Instruction
Copy out every one of the entries below, word for word and without changes.

Entries shown
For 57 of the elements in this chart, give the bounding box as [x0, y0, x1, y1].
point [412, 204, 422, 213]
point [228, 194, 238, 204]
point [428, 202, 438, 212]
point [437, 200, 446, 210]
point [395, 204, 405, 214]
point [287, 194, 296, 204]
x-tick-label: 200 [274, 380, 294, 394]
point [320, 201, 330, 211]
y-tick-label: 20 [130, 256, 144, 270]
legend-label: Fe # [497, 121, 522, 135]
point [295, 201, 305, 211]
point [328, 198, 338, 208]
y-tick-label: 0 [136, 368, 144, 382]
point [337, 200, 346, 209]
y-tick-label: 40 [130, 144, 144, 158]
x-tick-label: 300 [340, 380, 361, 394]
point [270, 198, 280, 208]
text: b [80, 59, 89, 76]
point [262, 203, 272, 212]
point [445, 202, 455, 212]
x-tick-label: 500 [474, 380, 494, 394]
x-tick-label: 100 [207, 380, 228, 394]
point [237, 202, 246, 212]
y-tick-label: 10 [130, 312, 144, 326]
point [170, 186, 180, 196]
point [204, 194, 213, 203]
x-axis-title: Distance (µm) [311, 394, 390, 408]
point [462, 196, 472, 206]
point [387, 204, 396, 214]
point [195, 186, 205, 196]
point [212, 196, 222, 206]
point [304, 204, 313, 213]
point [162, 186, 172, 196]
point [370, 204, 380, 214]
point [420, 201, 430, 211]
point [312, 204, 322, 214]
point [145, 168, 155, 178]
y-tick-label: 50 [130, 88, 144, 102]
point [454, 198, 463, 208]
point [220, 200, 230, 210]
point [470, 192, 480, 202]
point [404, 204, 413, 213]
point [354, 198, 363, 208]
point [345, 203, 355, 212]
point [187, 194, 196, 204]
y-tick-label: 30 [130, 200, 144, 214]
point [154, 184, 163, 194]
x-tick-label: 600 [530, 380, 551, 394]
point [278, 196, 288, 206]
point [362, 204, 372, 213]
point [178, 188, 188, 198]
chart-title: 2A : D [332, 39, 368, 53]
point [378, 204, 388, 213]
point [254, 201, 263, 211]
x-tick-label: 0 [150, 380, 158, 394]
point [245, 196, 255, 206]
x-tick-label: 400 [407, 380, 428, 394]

Solution
For 57 of the elements in this chart, give the bounding box as [x0, y0, x1, y1].
point [412, 204, 422, 213]
point [228, 194, 238, 204]
point [428, 202, 438, 212]
point [437, 200, 446, 210]
point [395, 204, 405, 214]
point [287, 194, 296, 204]
x-tick-label: 200 [274, 380, 294, 394]
point [320, 201, 330, 211]
y-tick-label: 20 [130, 256, 144, 270]
legend-label: Fe # [497, 121, 522, 135]
point [295, 201, 305, 211]
point [328, 198, 338, 208]
y-tick-label: 0 [136, 368, 144, 382]
point [337, 200, 346, 209]
y-tick-label: 40 [130, 144, 144, 158]
x-tick-label: 300 [340, 380, 361, 394]
point [270, 198, 280, 208]
text: b [80, 59, 89, 76]
point [262, 203, 272, 212]
point [445, 202, 455, 212]
x-tick-label: 500 [474, 380, 494, 394]
x-tick-label: 100 [207, 380, 228, 394]
point [237, 202, 246, 212]
y-tick-label: 10 [130, 312, 144, 326]
point [170, 186, 180, 196]
point [204, 194, 213, 203]
x-axis-title: Distance (µm) [311, 394, 390, 408]
point [462, 196, 472, 206]
point [387, 204, 396, 214]
point [195, 186, 205, 196]
point [212, 196, 222, 206]
point [304, 204, 313, 213]
point [162, 186, 172, 196]
point [370, 204, 380, 214]
point [420, 201, 430, 211]
point [312, 204, 322, 214]
point [145, 168, 155, 178]
y-tick-label: 50 [130, 88, 144, 102]
point [454, 198, 463, 208]
point [220, 200, 230, 210]
point [470, 192, 480, 202]
point [404, 204, 413, 213]
point [354, 198, 363, 208]
point [345, 203, 355, 212]
point [187, 194, 196, 204]
y-tick-label: 30 [130, 200, 144, 214]
point [154, 184, 163, 194]
x-tick-label: 600 [530, 380, 551, 394]
point [278, 196, 288, 206]
point [362, 204, 372, 213]
point [178, 188, 188, 198]
chart-title: 2A : D [332, 39, 368, 53]
point [378, 204, 388, 213]
point [254, 201, 263, 211]
x-tick-label: 0 [150, 380, 158, 394]
point [245, 196, 255, 206]
x-tick-label: 400 [407, 380, 428, 394]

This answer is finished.